● Given task:
For every line in the data below that contains "kode", copy the line.

● Data for processing:
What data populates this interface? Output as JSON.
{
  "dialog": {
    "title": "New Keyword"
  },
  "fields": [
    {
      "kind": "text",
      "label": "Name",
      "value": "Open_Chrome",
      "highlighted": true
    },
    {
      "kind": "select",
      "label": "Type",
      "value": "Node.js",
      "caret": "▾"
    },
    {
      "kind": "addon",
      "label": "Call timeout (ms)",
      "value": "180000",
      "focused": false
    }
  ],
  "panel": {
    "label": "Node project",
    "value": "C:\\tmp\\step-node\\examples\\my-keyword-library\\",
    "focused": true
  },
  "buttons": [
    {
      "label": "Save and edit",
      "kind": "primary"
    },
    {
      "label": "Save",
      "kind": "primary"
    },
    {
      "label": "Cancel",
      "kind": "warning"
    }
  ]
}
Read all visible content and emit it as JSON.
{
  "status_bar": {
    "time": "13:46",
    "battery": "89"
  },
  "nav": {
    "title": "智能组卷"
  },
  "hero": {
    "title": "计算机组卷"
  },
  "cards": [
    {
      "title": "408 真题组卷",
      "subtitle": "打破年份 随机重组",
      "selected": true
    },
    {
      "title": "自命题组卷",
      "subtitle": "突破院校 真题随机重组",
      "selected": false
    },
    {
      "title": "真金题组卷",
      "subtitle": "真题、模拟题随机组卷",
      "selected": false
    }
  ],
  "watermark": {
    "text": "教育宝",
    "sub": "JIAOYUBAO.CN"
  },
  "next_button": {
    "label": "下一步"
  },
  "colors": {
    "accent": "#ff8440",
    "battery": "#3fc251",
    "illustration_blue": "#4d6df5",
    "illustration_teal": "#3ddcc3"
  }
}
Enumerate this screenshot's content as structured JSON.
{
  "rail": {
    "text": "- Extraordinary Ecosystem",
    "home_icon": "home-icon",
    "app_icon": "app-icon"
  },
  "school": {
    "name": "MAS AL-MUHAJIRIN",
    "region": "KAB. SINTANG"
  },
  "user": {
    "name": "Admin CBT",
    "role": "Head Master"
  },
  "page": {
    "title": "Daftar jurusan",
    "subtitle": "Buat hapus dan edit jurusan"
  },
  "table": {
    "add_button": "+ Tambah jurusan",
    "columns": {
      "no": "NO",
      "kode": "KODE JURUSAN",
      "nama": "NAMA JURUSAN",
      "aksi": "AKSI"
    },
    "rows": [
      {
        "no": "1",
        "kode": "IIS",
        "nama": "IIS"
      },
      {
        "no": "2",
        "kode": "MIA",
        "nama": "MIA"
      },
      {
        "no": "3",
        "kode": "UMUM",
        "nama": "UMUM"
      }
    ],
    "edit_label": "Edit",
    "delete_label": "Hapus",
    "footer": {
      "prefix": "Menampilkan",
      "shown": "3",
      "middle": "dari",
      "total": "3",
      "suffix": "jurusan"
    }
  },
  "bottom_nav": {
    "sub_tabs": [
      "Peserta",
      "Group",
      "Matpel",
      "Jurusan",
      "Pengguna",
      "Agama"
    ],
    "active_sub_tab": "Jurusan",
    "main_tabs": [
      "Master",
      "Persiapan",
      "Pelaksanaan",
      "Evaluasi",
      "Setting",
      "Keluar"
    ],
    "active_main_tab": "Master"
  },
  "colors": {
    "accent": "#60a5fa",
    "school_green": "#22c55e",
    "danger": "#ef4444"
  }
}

● The answer:
      "kode": "KODE JURUSAN",
        "kode": "IIS",
        "kode": "MIA",
        "kode": "UMUM",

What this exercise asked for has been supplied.